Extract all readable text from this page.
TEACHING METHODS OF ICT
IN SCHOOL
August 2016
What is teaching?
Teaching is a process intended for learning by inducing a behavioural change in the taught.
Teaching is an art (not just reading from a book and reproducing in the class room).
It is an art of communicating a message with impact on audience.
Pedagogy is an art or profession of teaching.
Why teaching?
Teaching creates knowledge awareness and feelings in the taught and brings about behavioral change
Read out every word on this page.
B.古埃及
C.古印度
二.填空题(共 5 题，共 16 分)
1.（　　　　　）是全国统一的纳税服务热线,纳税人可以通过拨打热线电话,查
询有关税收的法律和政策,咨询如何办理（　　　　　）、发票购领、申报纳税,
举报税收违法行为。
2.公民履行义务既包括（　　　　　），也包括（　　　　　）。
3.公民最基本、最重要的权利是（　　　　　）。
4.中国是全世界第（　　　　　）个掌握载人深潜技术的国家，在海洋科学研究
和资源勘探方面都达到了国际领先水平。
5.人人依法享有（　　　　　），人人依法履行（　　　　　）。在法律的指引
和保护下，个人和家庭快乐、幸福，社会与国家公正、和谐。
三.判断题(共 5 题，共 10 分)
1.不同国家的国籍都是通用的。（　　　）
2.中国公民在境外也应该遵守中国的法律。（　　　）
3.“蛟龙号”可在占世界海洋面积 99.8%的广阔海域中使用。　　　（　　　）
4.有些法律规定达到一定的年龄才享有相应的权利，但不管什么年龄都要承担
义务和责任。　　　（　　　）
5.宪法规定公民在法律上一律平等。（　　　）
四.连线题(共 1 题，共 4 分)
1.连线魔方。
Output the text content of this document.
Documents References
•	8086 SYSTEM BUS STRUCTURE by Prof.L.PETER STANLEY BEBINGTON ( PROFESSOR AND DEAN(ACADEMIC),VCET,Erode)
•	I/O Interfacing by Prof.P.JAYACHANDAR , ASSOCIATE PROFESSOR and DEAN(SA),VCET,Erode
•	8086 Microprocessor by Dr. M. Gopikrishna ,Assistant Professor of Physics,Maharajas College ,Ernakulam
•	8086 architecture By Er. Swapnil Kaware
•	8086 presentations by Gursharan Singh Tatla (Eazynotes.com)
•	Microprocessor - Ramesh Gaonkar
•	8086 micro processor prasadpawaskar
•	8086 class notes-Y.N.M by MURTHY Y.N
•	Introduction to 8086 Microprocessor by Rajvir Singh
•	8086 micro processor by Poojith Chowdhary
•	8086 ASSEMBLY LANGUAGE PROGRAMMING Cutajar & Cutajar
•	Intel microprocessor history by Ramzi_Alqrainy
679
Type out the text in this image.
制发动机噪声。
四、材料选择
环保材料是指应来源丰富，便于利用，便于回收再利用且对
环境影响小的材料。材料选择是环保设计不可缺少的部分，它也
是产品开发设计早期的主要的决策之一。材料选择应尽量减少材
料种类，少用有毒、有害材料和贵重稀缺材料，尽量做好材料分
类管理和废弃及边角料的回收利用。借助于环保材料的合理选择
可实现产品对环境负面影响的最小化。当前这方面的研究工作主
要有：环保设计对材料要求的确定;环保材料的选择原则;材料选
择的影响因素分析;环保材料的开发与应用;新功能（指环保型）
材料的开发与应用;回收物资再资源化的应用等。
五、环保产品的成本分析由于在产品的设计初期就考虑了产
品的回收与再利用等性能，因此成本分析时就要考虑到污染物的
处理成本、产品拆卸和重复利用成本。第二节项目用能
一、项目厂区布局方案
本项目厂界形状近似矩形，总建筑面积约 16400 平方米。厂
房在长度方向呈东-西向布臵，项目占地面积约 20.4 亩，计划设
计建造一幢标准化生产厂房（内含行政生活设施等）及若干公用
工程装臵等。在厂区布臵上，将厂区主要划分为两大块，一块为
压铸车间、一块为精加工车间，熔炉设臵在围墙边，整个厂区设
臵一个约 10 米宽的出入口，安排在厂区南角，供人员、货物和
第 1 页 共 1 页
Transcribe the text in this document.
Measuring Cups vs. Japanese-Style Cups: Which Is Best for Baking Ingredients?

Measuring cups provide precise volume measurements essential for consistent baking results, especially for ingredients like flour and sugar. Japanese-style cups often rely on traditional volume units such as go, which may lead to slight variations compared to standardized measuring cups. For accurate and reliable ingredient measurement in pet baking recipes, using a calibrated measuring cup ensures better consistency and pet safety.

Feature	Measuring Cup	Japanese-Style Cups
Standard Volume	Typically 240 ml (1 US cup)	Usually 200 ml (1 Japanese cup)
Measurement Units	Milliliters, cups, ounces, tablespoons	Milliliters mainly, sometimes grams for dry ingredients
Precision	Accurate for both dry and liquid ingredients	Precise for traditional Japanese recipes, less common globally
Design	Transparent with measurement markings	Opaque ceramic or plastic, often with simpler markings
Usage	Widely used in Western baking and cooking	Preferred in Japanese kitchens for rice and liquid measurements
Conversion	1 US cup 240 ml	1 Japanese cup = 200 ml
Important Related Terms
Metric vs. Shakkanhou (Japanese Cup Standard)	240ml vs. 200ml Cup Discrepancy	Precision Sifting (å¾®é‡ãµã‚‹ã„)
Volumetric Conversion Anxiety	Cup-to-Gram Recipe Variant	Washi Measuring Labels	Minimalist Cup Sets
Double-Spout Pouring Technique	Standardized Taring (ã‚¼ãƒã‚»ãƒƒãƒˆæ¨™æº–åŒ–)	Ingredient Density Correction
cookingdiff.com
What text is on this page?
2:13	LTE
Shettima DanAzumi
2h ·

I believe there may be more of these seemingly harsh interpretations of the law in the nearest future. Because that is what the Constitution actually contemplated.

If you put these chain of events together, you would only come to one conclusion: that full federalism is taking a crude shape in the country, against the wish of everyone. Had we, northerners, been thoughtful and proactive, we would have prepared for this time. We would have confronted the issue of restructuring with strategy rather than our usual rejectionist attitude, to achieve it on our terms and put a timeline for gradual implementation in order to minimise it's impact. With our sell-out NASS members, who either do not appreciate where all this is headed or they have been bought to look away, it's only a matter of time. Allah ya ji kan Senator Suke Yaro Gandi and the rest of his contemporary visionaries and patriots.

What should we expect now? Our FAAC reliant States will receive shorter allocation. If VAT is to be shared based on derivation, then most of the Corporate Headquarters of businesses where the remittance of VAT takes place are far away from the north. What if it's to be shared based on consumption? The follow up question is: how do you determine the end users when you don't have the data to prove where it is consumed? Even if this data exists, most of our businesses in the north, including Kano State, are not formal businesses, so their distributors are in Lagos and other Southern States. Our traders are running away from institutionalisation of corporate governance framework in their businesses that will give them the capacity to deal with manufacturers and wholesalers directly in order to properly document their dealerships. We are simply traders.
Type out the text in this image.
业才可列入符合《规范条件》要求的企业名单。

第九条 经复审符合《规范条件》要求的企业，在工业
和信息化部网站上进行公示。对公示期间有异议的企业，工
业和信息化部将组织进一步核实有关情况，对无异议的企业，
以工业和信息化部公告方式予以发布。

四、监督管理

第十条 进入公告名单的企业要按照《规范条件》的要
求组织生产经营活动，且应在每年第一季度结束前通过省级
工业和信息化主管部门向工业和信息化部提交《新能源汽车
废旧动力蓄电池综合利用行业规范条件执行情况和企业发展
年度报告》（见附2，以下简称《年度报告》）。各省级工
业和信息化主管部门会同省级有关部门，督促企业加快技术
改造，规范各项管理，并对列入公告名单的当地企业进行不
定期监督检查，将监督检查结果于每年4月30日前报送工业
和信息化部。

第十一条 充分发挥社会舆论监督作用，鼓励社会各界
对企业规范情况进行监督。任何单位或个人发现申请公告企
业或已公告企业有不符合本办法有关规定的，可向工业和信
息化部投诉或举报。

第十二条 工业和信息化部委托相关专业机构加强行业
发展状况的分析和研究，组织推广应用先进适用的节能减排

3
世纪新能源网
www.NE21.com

What the task requires:
Locate all lines in the listing above with the word "VCET" and copy them.

Solved problem:
•	8086 SYSTEM BUS STRUCTURE by Prof.L.PETER STANLEY BEBINGTON ( PROFESSOR AND DEAN(ACADEMIC),VCET,Erode)
•	I/O Interfacing by Prof.P.JAYACHANDAR , ASSOCIATE PROFESSOR and DEAN(SA),VCET,Erode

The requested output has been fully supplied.